THE PROBLEM =>
Transcribe the material verbatim in full; the pictures do not belong in the copy.

## Start

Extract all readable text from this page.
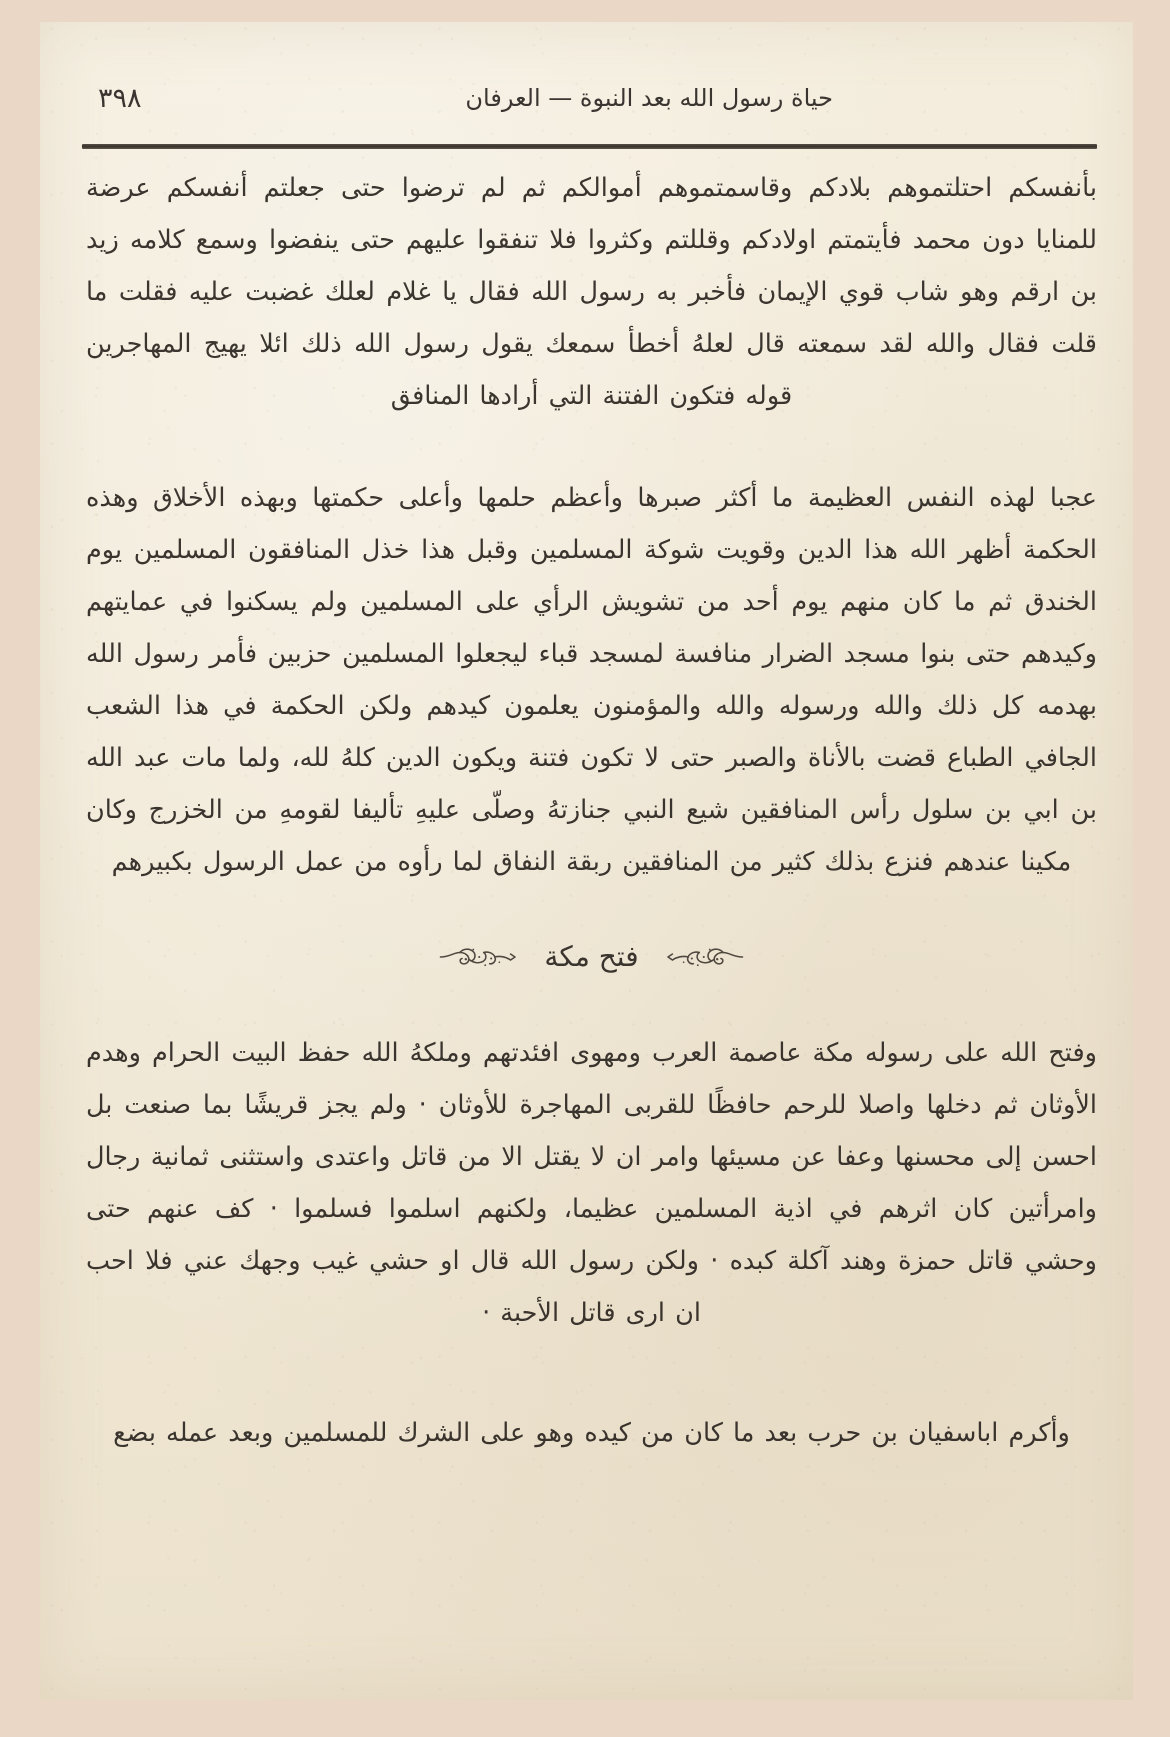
حياة رسول الله بعد النبوة — العرفان
٣٩٨

بأنفسكم احتلتموهم بلادكم وقاسمتموهم أموالكم ثم لم ترضوا حتى جعلتم أنفسكم عرضة للمنايا دون محمد فأيتمتم اولادكم وقللتم وكثروا فلا تنفقوا عليهم حتى ينفضوا وسمع كلامه زيد بن ارقم وهو شاب قوي الإيمان فأخبر به رسول الله فقال يا غلام لعلك غضبت عليه فقلت ما قلت فقال والله لقد سمعته قال لعلهُ أخطأ سمعك يقول رسول الله ذلك ائلا يهيج المهاجرين قوله فتكون الفتنة التي أرادها المنافق

عجبا لهذه النفس العظيمة ما أكثر صبرها وأعظم حلمها وأعلى حكمتها وبهذه الأخلاق وهذه الحكمة أظهر الله هذا الدين وقويت شوكة المسلمين وقبل هذا خذل المنافقون المسلمين يوم الخندق ثم ما كان منهم يوم أحد من تشويش الرأي على المسلمين ولم يسكنوا في عمايتهم وكيدهم حتى بنوا مسجد الضرار منافسة لمسجد قباء ليجعلوا المسلمين حزبين فأمر رسول الله بهدمه كل ذلك والله ورسوله والله والمؤمنون يعلمون كيدهم ولكن الحكمة في هذا الشعب الجافي الطباع قضت بالأناة والصبر حتى لا تكون فتنة ويكون الدين كلهُ لله، ولما مات عبد الله بن ابي بن سلول رأس المنافقين شيع النبي جنازتهُ وصلّى عليهِ تأليفا لقومهِ من الخزرج وكان مكينا عندهم فنزع بذلك كثير من المنافقين ربقة النفاق لما رأوه من عمل الرسول بكبيرهم

فتح مكة

وفتح الله على رسوله مكة عاصمة العرب ومهوى افئدتهم وملكهُ الله حفظ البيت الحرام وهدم الأوثان ثم دخلها واصلا للرحم حافظًا للقربى المهاجرة للأوثان · ولم يجز قريشًا بما صنعت بل احسن إلى محسنها وعفا عن مسيئها وامر ان لا يقتل الا من قاتل واعتدى واستثنى ثمانية رجال وامرأتين كان اثرهم في اذية المسلمين عظيما، ولكنهم اسلموا فسلموا · كف عنهم حتى وحشي قاتل حمزة وهند آكلة كبده · ولكن رسول الله قال او حشي غيب وجهك عني فلا احب ان ارى قاتل الأحبة ·

وأكرم اباسفيان بن حرب بعد ما كان من كيده وهو على الشرك للمسلمين وبعد عمله بضع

## End

WRITTEN REPLY =>
Extract all readable text from this page.
حياة رسول الله بعد النبوة — العرفان
٣٩٨

بأنفسكم احتلتموهم بلادكم وقاسمتموهم أموالكم ثم لم ترضوا حتى جعلتم أنفسكم عرضة للمنايا دون محمد فأيتمتم اولادكم وقللتم وكثروا فلا تنفقوا عليهم حتى ينفضوا وسمع كلامه زيد بن ارقم وهو شاب قوي الإيمان فأخبر به رسول الله فقال يا غلام لعلك غضبت عليه فقلت ما قلت فقال والله لقد سمعته قال لعلهُ أخطأ سمعك يقول رسول الله ذلك ائلا يهيج المهاجرين قوله فتكون الفتنة التي أرادها المنافق

عجبا لهذه النفس العظيمة ما أكثر صبرها وأعظم حلمها وأعلى حكمتها وبهذه الأخلاق وهذه الحكمة أظهر الله هذا الدين وقويت شوكة المسلمين وقبل هذا خذل المنافقون المسلمين يوم الخندق ثم ما كان منهم يوم أحد من تشويش الرأي على المسلمين ولم يسكنوا في عمايتهم وكيدهم حتى بنوا مسجد الضرار منافسة لمسجد قباء ليجعلوا المسلمين حزبين فأمر رسول الله بهدمه كل ذلك والله ورسوله والله والمؤمنون يعلمون كيدهم ولكن الحكمة في هذا الشعب الجافي الطباع قضت بالأناة والصبر حتى لا تكون فتنة ويكون الدين كلهُ لله، ولما مات عبد الله بن ابي بن سلول رأس المنافقين شيع النبي جنازتهُ وصلّى عليهِ تأليفا لقومهِ من الخزرج وكان مكينا عندهم فنزع بذلك كثير من المنافقين ربقة النفاق لما رأوه من عمل الرسول بكبيرهم

فتح مكة

وفتح الله على رسوله مكة عاصمة العرب ومهوى افئدتهم وملكهُ الله حفظ البيت الحرام وهدم الأوثان ثم دخلها واصلا للرحم حافظًا للقربى المهاجرة للأوثان · ولم يجز قريشًا بما صنعت بل احسن إلى محسنها وعفا عن مسيئها وامر ان لا يقتل الا من قاتل واعتدى واستثنى ثمانية رجال وامرأتين كان اثرهم في اذية المسلمين عظيما، ولكنهم اسلموا فسلموا · كف عنهم حتى وحشي قاتل حمزة وهند آكلة كبده · ولكن رسول الله قال او حشي غيب وجهك عني فلا احب ان ارى قاتل الأحبة ·

وأكرم اباسفيان بن حرب بعد ما كان من كيده وهو على الشرك للمسلمين وبعد عمله بضع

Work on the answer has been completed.